**WORK TO BE COMPLETED:**
Within the material below, find each line bearing the word "text" and present it.

**DATASET EXTRACT:**
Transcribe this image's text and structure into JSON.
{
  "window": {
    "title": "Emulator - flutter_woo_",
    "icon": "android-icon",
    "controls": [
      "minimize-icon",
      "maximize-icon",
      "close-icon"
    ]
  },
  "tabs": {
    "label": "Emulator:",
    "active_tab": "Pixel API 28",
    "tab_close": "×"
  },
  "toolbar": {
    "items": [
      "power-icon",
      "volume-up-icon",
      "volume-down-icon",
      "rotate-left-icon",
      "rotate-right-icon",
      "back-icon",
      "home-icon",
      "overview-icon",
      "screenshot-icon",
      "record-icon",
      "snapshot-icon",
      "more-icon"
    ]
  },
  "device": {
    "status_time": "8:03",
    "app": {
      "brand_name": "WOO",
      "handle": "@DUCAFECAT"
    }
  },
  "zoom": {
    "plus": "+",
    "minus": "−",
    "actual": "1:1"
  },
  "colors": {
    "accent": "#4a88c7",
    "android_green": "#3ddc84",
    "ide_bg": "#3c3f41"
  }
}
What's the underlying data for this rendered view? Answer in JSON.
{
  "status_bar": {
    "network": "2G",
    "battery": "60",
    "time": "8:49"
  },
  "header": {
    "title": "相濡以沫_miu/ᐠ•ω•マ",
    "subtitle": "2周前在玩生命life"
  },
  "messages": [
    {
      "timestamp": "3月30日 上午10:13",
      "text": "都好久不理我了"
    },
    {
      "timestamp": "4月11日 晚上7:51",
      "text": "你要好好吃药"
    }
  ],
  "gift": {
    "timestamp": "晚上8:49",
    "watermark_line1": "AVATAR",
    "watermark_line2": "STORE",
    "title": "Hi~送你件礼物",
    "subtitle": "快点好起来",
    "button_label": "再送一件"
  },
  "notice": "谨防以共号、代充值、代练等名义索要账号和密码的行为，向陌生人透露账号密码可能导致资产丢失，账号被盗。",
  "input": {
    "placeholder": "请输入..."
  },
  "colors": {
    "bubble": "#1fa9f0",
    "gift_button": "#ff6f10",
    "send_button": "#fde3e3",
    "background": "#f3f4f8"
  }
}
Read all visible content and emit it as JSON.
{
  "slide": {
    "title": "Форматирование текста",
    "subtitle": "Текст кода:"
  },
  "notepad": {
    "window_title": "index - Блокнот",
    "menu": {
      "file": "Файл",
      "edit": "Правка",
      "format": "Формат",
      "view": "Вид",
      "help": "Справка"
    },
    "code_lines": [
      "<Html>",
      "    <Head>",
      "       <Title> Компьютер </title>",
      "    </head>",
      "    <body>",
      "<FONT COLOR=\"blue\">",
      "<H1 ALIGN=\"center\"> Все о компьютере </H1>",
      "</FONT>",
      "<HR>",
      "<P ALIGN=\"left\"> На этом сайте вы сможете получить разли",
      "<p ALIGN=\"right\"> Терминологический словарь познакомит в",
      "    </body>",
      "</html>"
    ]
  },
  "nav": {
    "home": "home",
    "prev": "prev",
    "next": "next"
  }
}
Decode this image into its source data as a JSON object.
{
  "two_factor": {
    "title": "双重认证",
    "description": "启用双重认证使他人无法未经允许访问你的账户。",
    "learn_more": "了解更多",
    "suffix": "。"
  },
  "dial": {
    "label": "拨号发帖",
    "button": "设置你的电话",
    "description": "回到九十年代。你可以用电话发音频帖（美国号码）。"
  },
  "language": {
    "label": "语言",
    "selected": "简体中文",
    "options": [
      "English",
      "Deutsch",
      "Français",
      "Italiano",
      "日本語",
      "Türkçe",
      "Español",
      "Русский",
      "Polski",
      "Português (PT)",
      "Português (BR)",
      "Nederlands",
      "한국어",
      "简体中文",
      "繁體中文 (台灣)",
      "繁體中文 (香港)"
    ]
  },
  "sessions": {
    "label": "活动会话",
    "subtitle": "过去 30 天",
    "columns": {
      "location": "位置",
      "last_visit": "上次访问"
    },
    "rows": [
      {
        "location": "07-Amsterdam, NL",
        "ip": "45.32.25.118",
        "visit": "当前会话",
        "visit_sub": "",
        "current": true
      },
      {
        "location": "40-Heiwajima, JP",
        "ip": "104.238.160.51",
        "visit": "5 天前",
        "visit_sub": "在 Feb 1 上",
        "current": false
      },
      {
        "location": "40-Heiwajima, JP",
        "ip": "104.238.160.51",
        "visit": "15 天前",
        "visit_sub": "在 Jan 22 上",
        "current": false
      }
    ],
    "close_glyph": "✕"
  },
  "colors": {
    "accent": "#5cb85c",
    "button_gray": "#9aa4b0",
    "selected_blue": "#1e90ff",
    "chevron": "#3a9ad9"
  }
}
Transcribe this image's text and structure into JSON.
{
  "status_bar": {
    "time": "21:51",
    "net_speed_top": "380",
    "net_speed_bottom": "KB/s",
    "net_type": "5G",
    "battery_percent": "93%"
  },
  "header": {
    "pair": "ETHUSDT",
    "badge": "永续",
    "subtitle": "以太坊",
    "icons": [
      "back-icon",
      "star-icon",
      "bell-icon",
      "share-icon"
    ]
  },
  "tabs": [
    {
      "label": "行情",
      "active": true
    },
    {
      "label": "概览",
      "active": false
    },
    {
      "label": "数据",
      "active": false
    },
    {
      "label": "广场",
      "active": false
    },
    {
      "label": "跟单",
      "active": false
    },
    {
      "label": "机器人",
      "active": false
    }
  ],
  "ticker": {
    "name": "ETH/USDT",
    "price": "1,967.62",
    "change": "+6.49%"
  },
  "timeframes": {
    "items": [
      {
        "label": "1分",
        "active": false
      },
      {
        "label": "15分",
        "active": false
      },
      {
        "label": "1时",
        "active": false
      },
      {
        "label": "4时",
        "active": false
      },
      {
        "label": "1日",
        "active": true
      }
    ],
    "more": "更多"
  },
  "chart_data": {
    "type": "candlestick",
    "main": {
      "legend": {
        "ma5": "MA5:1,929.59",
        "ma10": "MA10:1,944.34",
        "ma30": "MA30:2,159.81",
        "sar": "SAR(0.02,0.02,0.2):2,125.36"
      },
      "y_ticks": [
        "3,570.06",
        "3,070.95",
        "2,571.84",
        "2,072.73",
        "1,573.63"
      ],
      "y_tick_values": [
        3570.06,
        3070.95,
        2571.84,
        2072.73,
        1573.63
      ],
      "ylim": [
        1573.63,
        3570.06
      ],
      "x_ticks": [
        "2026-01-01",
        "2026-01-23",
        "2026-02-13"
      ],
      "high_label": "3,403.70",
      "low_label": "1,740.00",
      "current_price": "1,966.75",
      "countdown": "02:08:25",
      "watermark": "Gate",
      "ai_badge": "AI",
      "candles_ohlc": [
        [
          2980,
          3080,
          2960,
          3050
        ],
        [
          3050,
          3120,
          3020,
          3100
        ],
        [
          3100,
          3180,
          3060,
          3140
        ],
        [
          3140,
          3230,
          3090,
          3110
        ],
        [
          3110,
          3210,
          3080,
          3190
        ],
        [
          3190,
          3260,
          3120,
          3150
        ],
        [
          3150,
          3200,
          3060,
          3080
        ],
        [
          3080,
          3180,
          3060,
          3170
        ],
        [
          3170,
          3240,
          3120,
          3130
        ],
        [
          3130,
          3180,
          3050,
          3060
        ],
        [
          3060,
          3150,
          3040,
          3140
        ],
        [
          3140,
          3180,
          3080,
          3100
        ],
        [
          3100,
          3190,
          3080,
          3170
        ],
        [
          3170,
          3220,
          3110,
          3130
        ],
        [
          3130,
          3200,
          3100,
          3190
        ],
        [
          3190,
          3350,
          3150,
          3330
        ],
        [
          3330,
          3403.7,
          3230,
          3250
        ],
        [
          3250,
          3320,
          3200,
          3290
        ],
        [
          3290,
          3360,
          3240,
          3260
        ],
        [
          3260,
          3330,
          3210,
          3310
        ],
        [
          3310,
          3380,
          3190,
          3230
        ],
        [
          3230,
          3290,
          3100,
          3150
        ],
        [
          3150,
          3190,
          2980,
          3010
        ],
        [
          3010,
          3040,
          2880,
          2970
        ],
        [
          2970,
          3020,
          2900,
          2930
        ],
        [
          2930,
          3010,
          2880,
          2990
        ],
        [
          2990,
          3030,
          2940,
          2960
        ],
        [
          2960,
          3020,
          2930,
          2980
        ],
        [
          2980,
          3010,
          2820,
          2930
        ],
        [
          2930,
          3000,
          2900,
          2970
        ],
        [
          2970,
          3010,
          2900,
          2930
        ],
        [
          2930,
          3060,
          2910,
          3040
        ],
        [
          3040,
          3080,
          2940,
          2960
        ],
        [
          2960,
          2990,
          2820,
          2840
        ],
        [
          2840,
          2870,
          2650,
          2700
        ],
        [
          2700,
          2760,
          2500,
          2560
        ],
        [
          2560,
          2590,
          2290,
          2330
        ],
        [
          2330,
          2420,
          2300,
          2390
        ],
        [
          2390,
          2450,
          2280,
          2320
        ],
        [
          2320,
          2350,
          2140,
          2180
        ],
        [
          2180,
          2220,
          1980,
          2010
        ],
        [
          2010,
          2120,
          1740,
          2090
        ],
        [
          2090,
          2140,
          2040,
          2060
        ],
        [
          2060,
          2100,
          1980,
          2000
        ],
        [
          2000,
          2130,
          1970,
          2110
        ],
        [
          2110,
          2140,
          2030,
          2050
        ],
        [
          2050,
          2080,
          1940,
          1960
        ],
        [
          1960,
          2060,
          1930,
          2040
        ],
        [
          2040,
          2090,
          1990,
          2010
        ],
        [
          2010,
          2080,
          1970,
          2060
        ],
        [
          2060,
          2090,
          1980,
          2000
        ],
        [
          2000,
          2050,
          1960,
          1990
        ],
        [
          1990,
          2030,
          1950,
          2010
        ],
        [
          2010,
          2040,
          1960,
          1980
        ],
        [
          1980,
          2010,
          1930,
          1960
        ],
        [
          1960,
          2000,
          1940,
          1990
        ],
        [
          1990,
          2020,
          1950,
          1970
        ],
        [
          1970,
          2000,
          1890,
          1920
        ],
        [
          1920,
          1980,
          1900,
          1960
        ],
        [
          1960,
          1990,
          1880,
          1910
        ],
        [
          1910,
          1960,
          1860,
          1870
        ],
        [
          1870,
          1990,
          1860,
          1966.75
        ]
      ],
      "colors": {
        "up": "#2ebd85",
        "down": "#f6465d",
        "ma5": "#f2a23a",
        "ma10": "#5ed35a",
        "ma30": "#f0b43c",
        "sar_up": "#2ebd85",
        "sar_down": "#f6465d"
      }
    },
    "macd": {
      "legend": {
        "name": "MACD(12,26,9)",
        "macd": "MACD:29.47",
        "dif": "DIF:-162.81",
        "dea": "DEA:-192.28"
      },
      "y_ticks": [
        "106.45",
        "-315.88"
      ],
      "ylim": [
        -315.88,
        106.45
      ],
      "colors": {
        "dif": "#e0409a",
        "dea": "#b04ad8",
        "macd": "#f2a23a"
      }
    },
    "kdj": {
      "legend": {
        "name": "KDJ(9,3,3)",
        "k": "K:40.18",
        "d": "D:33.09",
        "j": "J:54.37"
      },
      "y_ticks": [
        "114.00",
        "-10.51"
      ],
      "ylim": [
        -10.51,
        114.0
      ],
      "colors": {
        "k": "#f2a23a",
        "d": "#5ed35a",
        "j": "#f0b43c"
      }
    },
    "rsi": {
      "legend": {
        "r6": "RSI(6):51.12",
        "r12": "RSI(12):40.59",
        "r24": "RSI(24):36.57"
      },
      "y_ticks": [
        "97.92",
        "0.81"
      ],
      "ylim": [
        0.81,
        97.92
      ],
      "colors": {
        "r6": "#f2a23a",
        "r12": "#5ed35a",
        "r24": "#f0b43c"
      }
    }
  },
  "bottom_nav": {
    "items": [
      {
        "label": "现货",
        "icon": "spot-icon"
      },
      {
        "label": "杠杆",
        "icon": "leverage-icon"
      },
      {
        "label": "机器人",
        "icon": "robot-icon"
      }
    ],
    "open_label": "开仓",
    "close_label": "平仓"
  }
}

**SOLVED EXERCISE:**
Transcribe this image's text and structure into JSON.
      "text": "都好久不理我了"
      "text": "你要好好吃药"
Transcribe this image's text and structure into JSON.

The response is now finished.